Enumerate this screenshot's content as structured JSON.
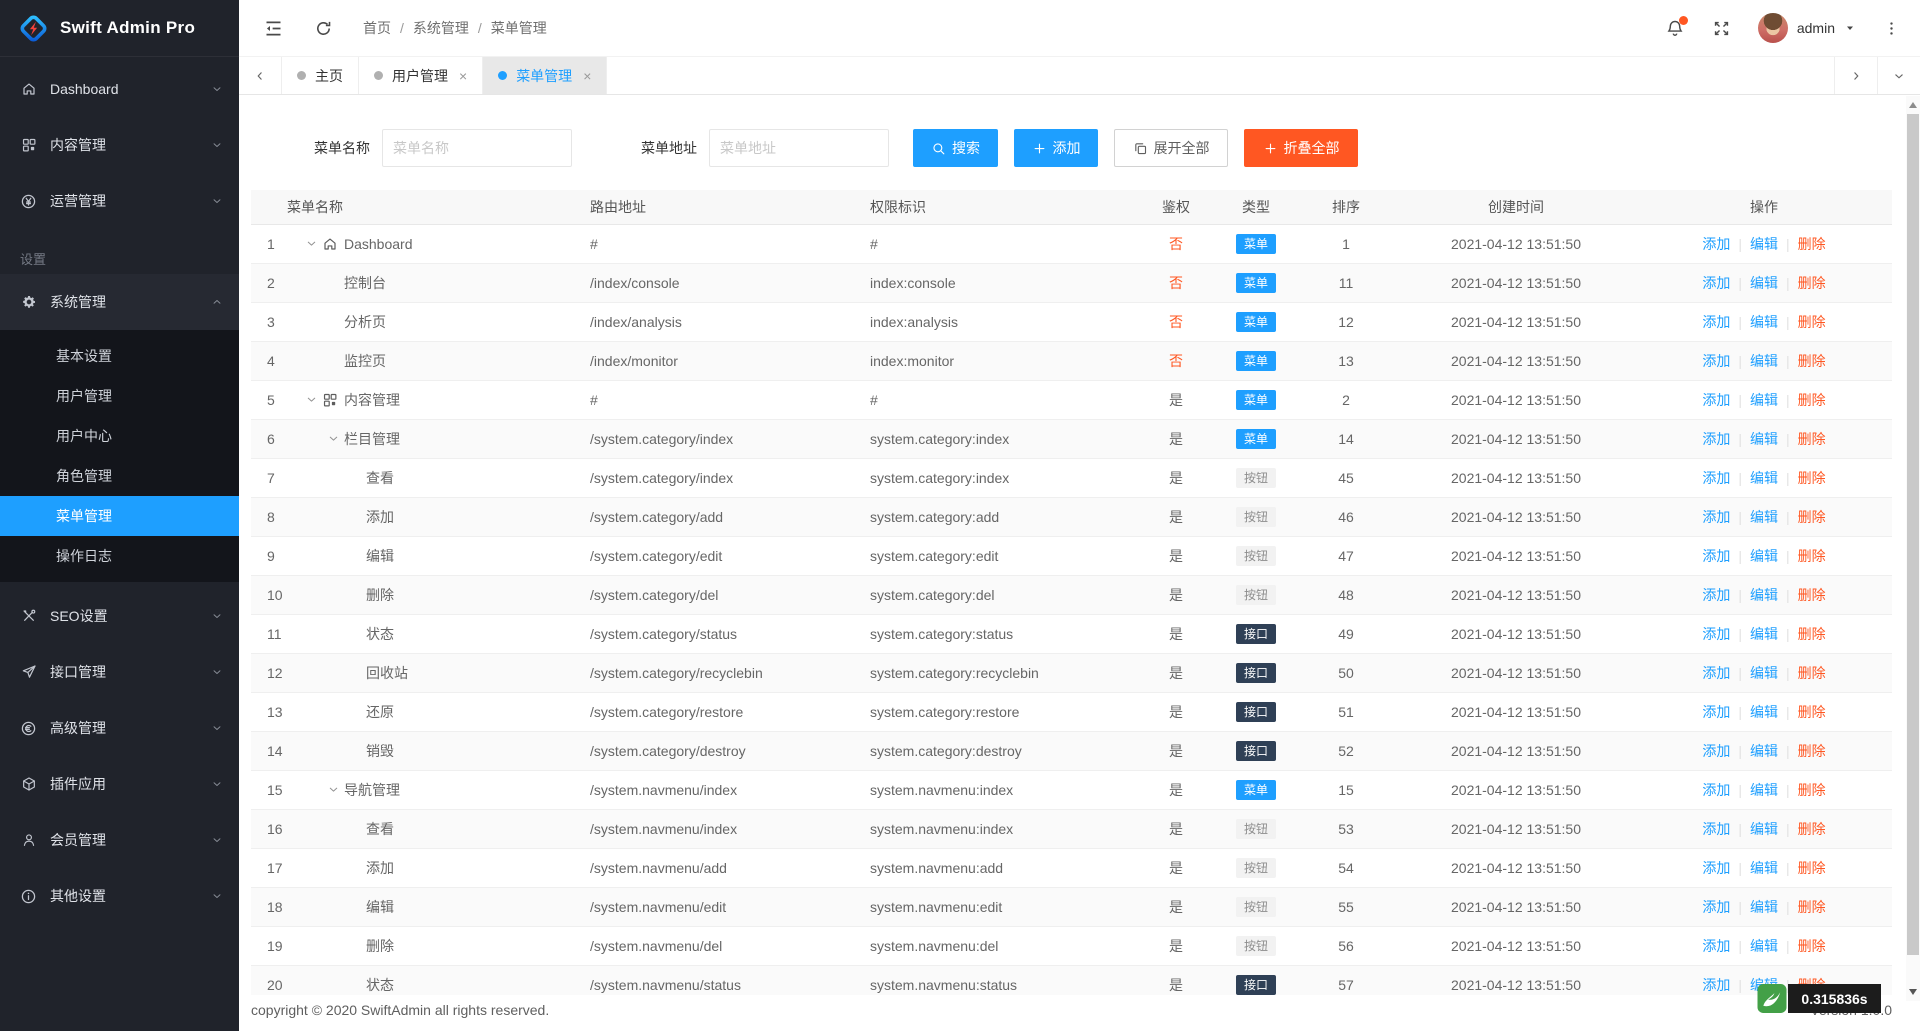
{
  "app": {
    "logo_title": "Swift Admin Pro"
  },
  "topbar": {
    "breadcrumb": [
      "首页",
      "系统管理",
      "菜单管理"
    ],
    "username": "admin"
  },
  "tabs": [
    {
      "id": "home",
      "label": "主页",
      "closable": false,
      "active": false
    },
    {
      "id": "user-mgmt",
      "label": "用户管理",
      "closable": true,
      "active": false
    },
    {
      "id": "menu-mgmt",
      "label": "菜单管理",
      "closable": true,
      "active": true
    }
  ],
  "sidebar": {
    "menu": [
      {
        "type": "item",
        "id": "dashboard",
        "label": "Dashboard",
        "icon": "home-icon"
      },
      {
        "type": "item",
        "id": "content",
        "label": "内容管理",
        "icon": "grid-icon"
      },
      {
        "type": "item",
        "id": "operation",
        "label": "运营管理",
        "icon": "yen-icon"
      },
      {
        "type": "section",
        "id": "settings-section",
        "label": "设置"
      },
      {
        "type": "item",
        "id": "system",
        "label": "系统管理",
        "icon": "gear-icon",
        "expanded": true,
        "children": [
          {
            "id": "basic-settings",
            "label": "基本设置",
            "active": false
          },
          {
            "id": "user-mgmt",
            "label": "用户管理",
            "active": false
          },
          {
            "id": "user-center",
            "label": "用户中心",
            "active": false
          },
          {
            "id": "role-mgmt",
            "label": "角色管理",
            "active": false
          },
          {
            "id": "menu-mgmt",
            "label": "菜单管理",
            "active": true
          },
          {
            "id": "op-logs",
            "label": "操作日志",
            "active": false
          }
        ]
      },
      {
        "type": "item",
        "id": "seo",
        "label": "SEO设置",
        "icon": "tools-icon"
      },
      {
        "type": "item",
        "id": "api",
        "label": "接口管理",
        "icon": "send-icon"
      },
      {
        "type": "item",
        "id": "advanced",
        "label": "高级管理",
        "icon": "euro-icon"
      },
      {
        "type": "item",
        "id": "plugins",
        "label": "插件应用",
        "icon": "cube-icon"
      },
      {
        "type": "item",
        "id": "members",
        "label": "会员管理",
        "icon": "member-icon"
      },
      {
        "type": "item",
        "id": "other",
        "label": "其他设置",
        "icon": "info-icon"
      }
    ]
  },
  "search_form": {
    "fields": [
      {
        "id": "menu-name",
        "label": "菜单名称",
        "placeholder": "菜单名称",
        "value": ""
      },
      {
        "id": "menu-address",
        "label": "菜单地址",
        "placeholder": "菜单地址",
        "value": ""
      }
    ],
    "buttons": [
      {
        "id": "search",
        "label": "搜索",
        "icon": "search-icon",
        "style": "primary"
      },
      {
        "id": "add",
        "label": "添加",
        "icon": "plus-icon",
        "style": "primary"
      },
      {
        "id": "expand-all",
        "label": "展开全部",
        "icon": "expand-all-icon",
        "style": "default"
      },
      {
        "id": "collapse-all",
        "label": "折叠全部",
        "icon": "plus-icon",
        "style": "warm"
      }
    ]
  },
  "table": {
    "columns": [
      "菜单名称",
      "路由地址",
      "权限标识",
      "鉴权",
      "类型",
      "排序",
      "创建时间",
      "操作"
    ],
    "row_actions": [
      "添加",
      "编辑",
      "删除"
    ],
    "type_styles": {
      "菜单": "blue",
      "按钮": "gray",
      "接口": "dark"
    },
    "rows": [
      {
        "index": 1,
        "level": 0,
        "expandable": true,
        "icon": "home-icon",
        "name": "Dashboard",
        "route": "#",
        "perm": "#",
        "auth": "否",
        "type": "菜单",
        "sort": 1,
        "created": "2021-04-12 13:51:50"
      },
      {
        "index": 2,
        "level": 1,
        "expandable": false,
        "icon": "",
        "name": "控制台",
        "route": "/index/console",
        "perm": "index:console",
        "auth": "否",
        "type": "菜单",
        "sort": 11,
        "created": "2021-04-12 13:51:50"
      },
      {
        "index": 3,
        "level": 1,
        "expandable": false,
        "icon": "",
        "name": "分析页",
        "route": "/index/analysis",
        "perm": "index:analysis",
        "auth": "否",
        "type": "菜单",
        "sort": 12,
        "created": "2021-04-12 13:51:50"
      },
      {
        "index": 4,
        "level": 1,
        "expandable": false,
        "icon": "",
        "name": "监控页",
        "route": "/index/monitor",
        "perm": "index:monitor",
        "auth": "否",
        "type": "菜单",
        "sort": 13,
        "created": "2021-04-12 13:51:50"
      },
      {
        "index": 5,
        "level": 0,
        "expandable": true,
        "icon": "grid-icon",
        "name": "内容管理",
        "route": "#",
        "perm": "#",
        "auth": "是",
        "type": "菜单",
        "sort": 2,
        "created": "2021-04-12 13:51:50"
      },
      {
        "index": 6,
        "level": 1,
        "expandable": true,
        "icon": "",
        "name": "栏目管理",
        "route": "/system.category/index",
        "perm": "system.category:index",
        "auth": "是",
        "type": "菜单",
        "sort": 14,
        "created": "2021-04-12 13:51:50"
      },
      {
        "index": 7,
        "level": 2,
        "expandable": false,
        "icon": "",
        "name": "查看",
        "route": "/system.category/index",
        "perm": "system.category:index",
        "auth": "是",
        "type": "按钮",
        "sort": 45,
        "created": "2021-04-12 13:51:50"
      },
      {
        "index": 8,
        "level": 2,
        "expandable": false,
        "icon": "",
        "name": "添加",
        "route": "/system.category/add",
        "perm": "system.category:add",
        "auth": "是",
        "type": "按钮",
        "sort": 46,
        "created": "2021-04-12 13:51:50"
      },
      {
        "index": 9,
        "level": 2,
        "expandable": false,
        "icon": "",
        "name": "编辑",
        "route": "/system.category/edit",
        "perm": "system.category:edit",
        "auth": "是",
        "type": "按钮",
        "sort": 47,
        "created": "2021-04-12 13:51:50"
      },
      {
        "index": 10,
        "level": 2,
        "expandable": false,
        "icon": "",
        "name": "删除",
        "route": "/system.category/del",
        "perm": "system.category:del",
        "auth": "是",
        "type": "按钮",
        "sort": 48,
        "created": "2021-04-12 13:51:50"
      },
      {
        "index": 11,
        "level": 2,
        "expandable": false,
        "icon": "",
        "name": "状态",
        "route": "/system.category/status",
        "perm": "system.category:status",
        "auth": "是",
        "type": "接口",
        "sort": 49,
        "created": "2021-04-12 13:51:50"
      },
      {
        "index": 12,
        "level": 2,
        "expandable": false,
        "icon": "",
        "name": "回收站",
        "route": "/system.category/recyclebin",
        "perm": "system.category:recyclebin",
        "auth": "是",
        "type": "接口",
        "sort": 50,
        "created": "2021-04-12 13:51:50"
      },
      {
        "index": 13,
        "level": 2,
        "expandable": false,
        "icon": "",
        "name": "还原",
        "route": "/system.category/restore",
        "perm": "system.category:restore",
        "auth": "是",
        "type": "接口",
        "sort": 51,
        "created": "2021-04-12 13:51:50"
      },
      {
        "index": 14,
        "level": 2,
        "expandable": false,
        "icon": "",
        "name": "销毁",
        "route": "/system.category/destroy",
        "perm": "system.category:destroy",
        "auth": "是",
        "type": "接口",
        "sort": 52,
        "created": "2021-04-12 13:51:50"
      },
      {
        "index": 15,
        "level": 1,
        "expandable": true,
        "icon": "",
        "name": "导航管理",
        "route": "/system.navmenu/index",
        "perm": "system.navmenu:index",
        "auth": "是",
        "type": "菜单",
        "sort": 15,
        "created": "2021-04-12 13:51:50"
      },
      {
        "index": 16,
        "level": 2,
        "expandable": false,
        "icon": "",
        "name": "查看",
        "route": "/system.navmenu/index",
        "perm": "system.navmenu:index",
        "auth": "是",
        "type": "按钮",
        "sort": 53,
        "created": "2021-04-12 13:51:50"
      },
      {
        "index": 17,
        "level": 2,
        "expandable": false,
        "icon": "",
        "name": "添加",
        "route": "/system.navmenu/add",
        "perm": "system.navmenu:add",
        "auth": "是",
        "type": "按钮",
        "sort": 54,
        "created": "2021-04-12 13:51:50"
      },
      {
        "index": 18,
        "level": 2,
        "expandable": false,
        "icon": "",
        "name": "编辑",
        "route": "/system.navmenu/edit",
        "perm": "system.navmenu:edit",
        "auth": "是",
        "type": "按钮",
        "sort": 55,
        "created": "2021-04-12 13:51:50"
      },
      {
        "index": 19,
        "level": 2,
        "expandable": false,
        "icon": "",
        "name": "删除",
        "route": "/system.navmenu/del",
        "perm": "system.navmenu:del",
        "auth": "是",
        "type": "按钮",
        "sort": 56,
        "created": "2021-04-12 13:51:50"
      },
      {
        "index": 20,
        "level": 2,
        "expandable": false,
        "icon": "",
        "name": "状态",
        "route": "/system.navmenu/status",
        "perm": "system.navmenu:status",
        "auth": "是",
        "type": "接口",
        "sort": 57,
        "created": "2021-04-12 13:51:50"
      }
    ]
  },
  "footer": {
    "copyright": "copyright © 2020 SwiftAdmin all rights reserved.",
    "version": "Version 1.0.0"
  },
  "debug": {
    "time": "0.315836s"
  },
  "colors": {
    "primary": "#1E9FFF",
    "warm": "#FF5722",
    "danger": "#FF5722",
    "badge_dark": "#2F4056",
    "sidebar_bg": "#20232b",
    "active_menu": "#1E9FFF"
  }
}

++++++++

Task: Identify the lines in the entries above that contain "status", then copy them out.

The reply:
        "route": "/system.category/status",
        "perm": "system.category:status",
        "route": "/system.navmenu/status",
        "perm": "system.navmenu:status",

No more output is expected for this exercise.